Make an exact copy of all the entries below, with the pictures left out.

-- Start Information provided --

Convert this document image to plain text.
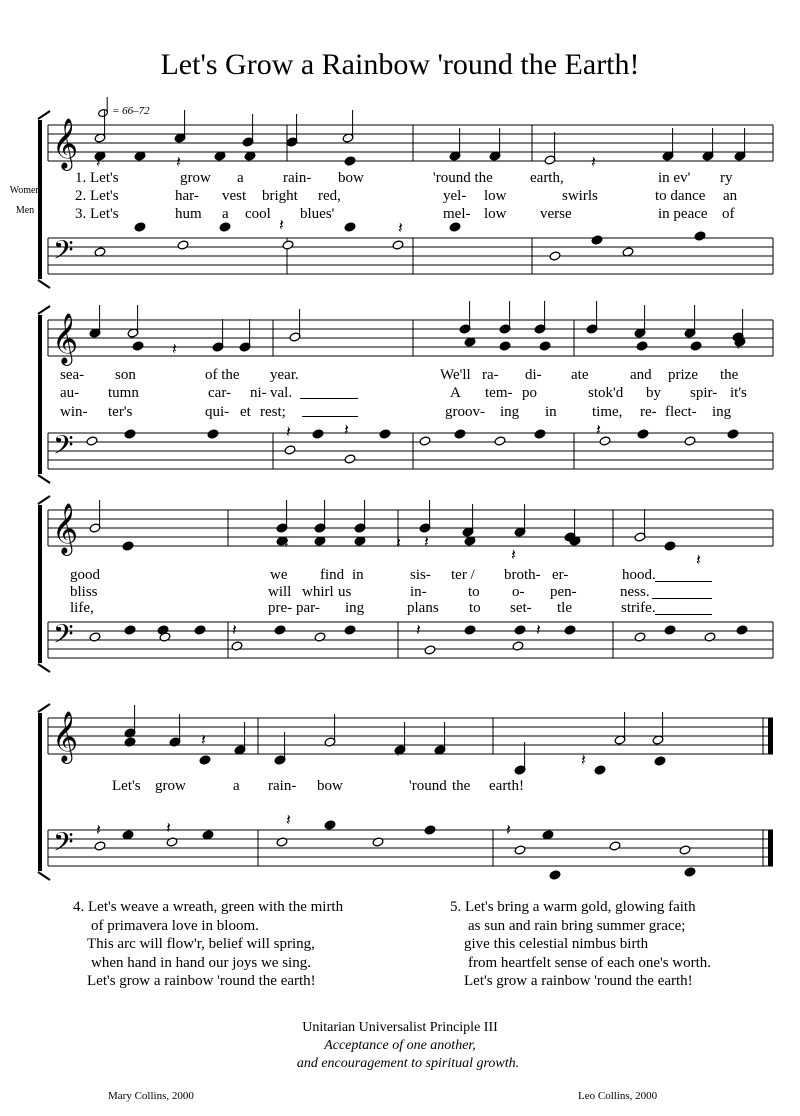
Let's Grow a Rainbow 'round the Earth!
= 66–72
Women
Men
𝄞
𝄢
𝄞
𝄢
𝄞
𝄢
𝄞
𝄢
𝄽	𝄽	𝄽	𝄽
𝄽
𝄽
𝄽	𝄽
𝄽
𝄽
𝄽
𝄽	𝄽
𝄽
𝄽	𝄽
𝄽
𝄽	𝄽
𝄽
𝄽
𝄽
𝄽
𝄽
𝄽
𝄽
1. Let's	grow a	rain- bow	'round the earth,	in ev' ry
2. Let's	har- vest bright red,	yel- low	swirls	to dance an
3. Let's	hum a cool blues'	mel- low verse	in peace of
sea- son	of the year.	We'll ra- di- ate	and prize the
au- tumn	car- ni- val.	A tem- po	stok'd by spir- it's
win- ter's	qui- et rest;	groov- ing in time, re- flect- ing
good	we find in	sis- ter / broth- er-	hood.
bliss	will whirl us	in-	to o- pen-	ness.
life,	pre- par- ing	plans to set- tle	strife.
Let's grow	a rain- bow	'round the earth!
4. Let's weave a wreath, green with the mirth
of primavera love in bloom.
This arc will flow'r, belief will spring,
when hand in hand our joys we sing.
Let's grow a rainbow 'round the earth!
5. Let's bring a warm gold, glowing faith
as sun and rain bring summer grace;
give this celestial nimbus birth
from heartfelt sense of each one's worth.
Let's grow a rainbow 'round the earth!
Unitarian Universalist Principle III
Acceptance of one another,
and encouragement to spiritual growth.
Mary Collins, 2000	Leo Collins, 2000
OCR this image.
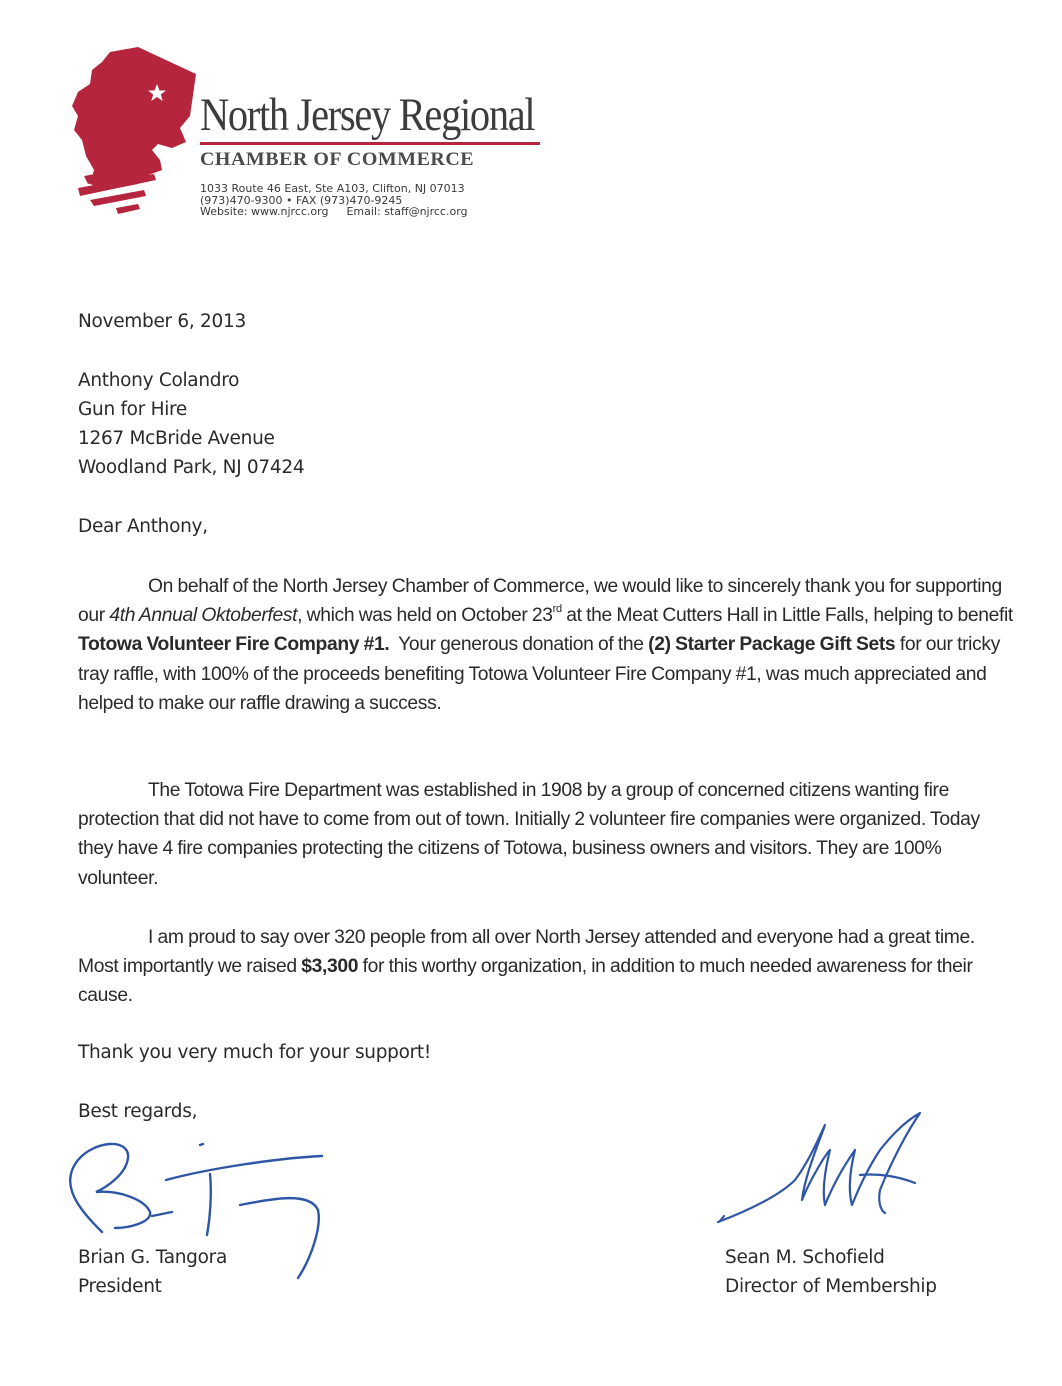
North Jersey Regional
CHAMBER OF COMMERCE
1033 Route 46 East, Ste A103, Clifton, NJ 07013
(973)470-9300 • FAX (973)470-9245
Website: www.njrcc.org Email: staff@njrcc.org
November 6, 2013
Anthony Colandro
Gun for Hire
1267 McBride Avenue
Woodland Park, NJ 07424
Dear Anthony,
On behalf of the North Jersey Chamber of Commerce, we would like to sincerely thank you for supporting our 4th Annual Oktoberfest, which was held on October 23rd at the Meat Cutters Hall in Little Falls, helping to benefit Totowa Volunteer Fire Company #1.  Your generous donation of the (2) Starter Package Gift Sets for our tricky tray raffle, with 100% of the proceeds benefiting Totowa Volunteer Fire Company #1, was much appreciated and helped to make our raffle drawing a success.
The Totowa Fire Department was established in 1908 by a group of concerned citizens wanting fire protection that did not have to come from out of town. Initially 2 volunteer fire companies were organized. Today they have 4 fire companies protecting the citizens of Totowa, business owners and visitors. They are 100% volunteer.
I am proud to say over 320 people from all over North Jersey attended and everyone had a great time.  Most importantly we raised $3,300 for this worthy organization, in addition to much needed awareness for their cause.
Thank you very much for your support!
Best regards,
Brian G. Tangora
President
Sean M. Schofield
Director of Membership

-- End Information provided --

Result for this exercise:
Convert this document image to plain text.
Let's Grow a Rainbow 'round the Earth!
= 66–72
Women
Men
𝄞
𝄢
𝄞
𝄢
𝄞
𝄢
𝄞
𝄢
𝄽	𝄽	𝄽	𝄽
𝄽
𝄽
𝄽	𝄽
𝄽
𝄽
𝄽
𝄽	𝄽
𝄽
𝄽	𝄽
𝄽
𝄽	𝄽
𝄽
𝄽
𝄽
𝄽
𝄽
𝄽
𝄽
1. Let's	grow a	rain- bow	'round the earth,	in ev' ry
2. Let's	har- vest bright red,	yel- low	swirls	to dance an
3. Let's	hum a cool blues'	mel- low verse	in peace of
sea- son	of the year.	We'll ra- di- ate	and prize the
au- tumn	car- ni- val.	A tem- po	stok'd by spir- it's
win- ter's	qui- et rest;	groov- ing in time, re- flect- ing
good	we find in	sis- ter / broth- er-	hood.
bliss	will whirl us	in-	to o- pen-	ness.
life,	pre- par- ing	plans to set- tle	strife.
Let's grow	a rain- bow	'round the earth!
4. Let's weave a wreath, green with the mirth
of primavera love in bloom.
This arc will flow'r, belief will spring,
when hand in hand our joys we sing.
Let's grow a rainbow 'round the earth!
5. Let's bring a warm gold, glowing faith
as sun and rain bring summer grace;
give this celestial nimbus birth
from heartfelt sense of each one's worth.
Let's grow a rainbow 'round the earth!
Unitarian Universalist Principle III
Acceptance of one another,
and encouragement to spiritual growth.
Mary Collins, 2000	Leo Collins, 2000
OCR this image.
North Jersey Regional
CHAMBER OF COMMERCE
1033 Route 46 East, Ste A103, Clifton, NJ 07013
(973)470-9300 • FAX (973)470-9245
Website: www.njrcc.org Email: staff@njrcc.org
November 6, 2013
Anthony Colandro
Gun for Hire
1267 McBride Avenue
Woodland Park, NJ 07424
Dear Anthony,
On behalf of the North Jersey Chamber of Commerce, we would like to sincerely thank you for supporting our 4th Annual Oktoberfest, which was held on October 23rd at the Meat Cutters Hall in Little Falls, helping to benefit Totowa Volunteer Fire Company #1.  Your generous donation of the (2) Starter Package Gift Sets for our tricky tray raffle, with 100% of the proceeds benefiting Totowa Volunteer Fire Company #1, was much appreciated and helped to make our raffle drawing a success.
The Totowa Fire Department was established in 1908 by a group of concerned citizens wanting fire protection that did not have to come from out of town. Initially 2 volunteer fire companies were organized. Today they have 4 fire companies protecting the citizens of Totowa, business owners and visitors. They are 100% volunteer.
I am proud to say over 320 people from all over North Jersey attended and everyone had a great time.  Most importantly we raised $3,300 for this worthy organization, in addition to much needed awareness for their cause.
Thank you very much for your support!
Best regards,
Brian G. Tangora
President
Sean M. Schofield
Director of Membership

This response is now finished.